**TO BE DONE:** Transcribe the entries that follow, word for word.

▼

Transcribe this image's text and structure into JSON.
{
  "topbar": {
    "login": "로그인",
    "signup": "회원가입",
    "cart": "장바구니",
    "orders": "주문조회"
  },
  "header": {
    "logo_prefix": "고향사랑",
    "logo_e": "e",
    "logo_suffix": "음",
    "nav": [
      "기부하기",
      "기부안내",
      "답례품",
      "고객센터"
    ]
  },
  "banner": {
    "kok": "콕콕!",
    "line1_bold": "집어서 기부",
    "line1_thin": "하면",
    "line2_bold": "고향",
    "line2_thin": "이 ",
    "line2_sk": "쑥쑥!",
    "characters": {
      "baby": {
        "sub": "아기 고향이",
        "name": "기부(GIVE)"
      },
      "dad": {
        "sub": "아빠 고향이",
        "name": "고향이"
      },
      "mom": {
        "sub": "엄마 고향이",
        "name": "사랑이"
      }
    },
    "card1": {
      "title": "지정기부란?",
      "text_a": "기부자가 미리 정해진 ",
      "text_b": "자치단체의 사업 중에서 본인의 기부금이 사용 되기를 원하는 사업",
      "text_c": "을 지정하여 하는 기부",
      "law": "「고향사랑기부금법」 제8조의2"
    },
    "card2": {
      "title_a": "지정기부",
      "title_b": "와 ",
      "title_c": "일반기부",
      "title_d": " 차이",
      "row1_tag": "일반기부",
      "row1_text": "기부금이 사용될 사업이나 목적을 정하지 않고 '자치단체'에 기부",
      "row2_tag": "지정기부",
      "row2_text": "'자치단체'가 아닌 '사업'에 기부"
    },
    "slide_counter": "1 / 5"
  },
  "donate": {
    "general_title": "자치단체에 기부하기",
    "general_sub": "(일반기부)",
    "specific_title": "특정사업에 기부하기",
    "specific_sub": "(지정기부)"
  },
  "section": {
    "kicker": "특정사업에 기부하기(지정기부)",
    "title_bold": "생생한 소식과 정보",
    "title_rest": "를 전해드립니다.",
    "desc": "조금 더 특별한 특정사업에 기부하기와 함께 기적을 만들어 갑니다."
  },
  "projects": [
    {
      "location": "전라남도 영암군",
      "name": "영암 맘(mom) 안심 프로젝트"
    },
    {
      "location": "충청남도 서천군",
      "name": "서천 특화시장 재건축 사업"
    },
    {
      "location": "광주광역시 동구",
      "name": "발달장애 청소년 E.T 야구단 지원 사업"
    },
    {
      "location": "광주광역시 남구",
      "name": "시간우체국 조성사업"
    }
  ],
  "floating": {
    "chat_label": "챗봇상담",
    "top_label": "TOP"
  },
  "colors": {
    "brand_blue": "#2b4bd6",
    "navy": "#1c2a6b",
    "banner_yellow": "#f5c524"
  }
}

▲

**SOLUTION TO THE EXERCISE:**
Transcribe this image's text and structure into JSON.
{
  "topbar": {
    "login": "로그인",
    "signup": "회원가입",
    "cart": "장바구니",
    "orders": "주문조회"
  },
  "header": {
    "logo_prefix": "고향사랑",
    "logo_e": "e",
    "logo_suffix": "음",
    "nav": [
      "기부하기",
      "기부안내",
      "답례품",
      "고객센터"
    ]
  },
  "banner": {
    "kok": "콕콕!",
    "line1_bold": "집어서 기부",
    "line1_thin": "하면",
    "line2_bold": "고향",
    "line2_thin": "이 ",
    "line2_sk": "쑥쑥!",
    "characters": {
      "baby": {
        "sub": "아기 고향이",
        "name": "기부(GIVE)"
      },
      "dad": {
        "sub": "아빠 고향이",
        "name": "고향이"
      },
      "mom": {
        "sub": "엄마 고향이",
        "name": "사랑이"
      }
    },
    "card1": {
      "title": "지정기부란?",
      "text_a": "기부자가 미리 정해진 ",
      "text_b": "자치단체의 사업 중에서 본인의 기부금이 사용 되기를 원하는 사업",
      "text_c": "을 지정하여 하는 기부",
      "law": "「고향사랑기부금법」 제8조의2"
    },
    "card2": {
      "title_a": "지정기부",
      "title_b": "와 ",
      "title_c": "일반기부",
      "title_d": " 차이",
      "row1_tag": "일반기부",
      "row1_text": "기부금이 사용될 사업이나 목적을 정하지 않고 '자치단체'에 기부",
      "row2_tag": "지정기부",
      "row2_text": "'자치단체'가 아닌 '사업'에 기부"
    },
    "slide_counter": "1 / 5"
  },
  "donate": {
    "general_title": "자치단체에 기부하기",
    "general_sub": "(일반기부)",
    "specific_title": "특정사업에 기부하기",
    "specific_sub": "(지정기부)"
  },
  "section": {
    "kicker": "특정사업에 기부하기(지정기부)",
    "title_bold": "생생한 소식과 정보",
    "title_rest": "를 전해드립니다.",
    "desc": "조금 더 특별한 특정사업에 기부하기와 함께 기적을 만들어 갑니다."
  },
  "projects": [
    {
      "location": "전라남도 영암군",
      "name": "영암 맘(mom) 안심 프로젝트"
    },
    {
      "location": "충청남도 서천군",
      "name": "서천 특화시장 재건축 사업"
    },
    {
      "location": "광주광역시 동구",
      "name": "발달장애 청소년 E.T 야구단 지원 사업"
    },
    {
      "location": "광주광역시 남구",
      "name": "시간우체국 조성사업"
    }
  ],
  "floating": {
    "chat_label": "챗봇상담",
    "top_label": "TOP"
  },
  "colors": {
    "brand_blue": "#2b4bd6",
    "navy": "#1c2a6b",
    "banner_yellow": "#f5c524"
  }
}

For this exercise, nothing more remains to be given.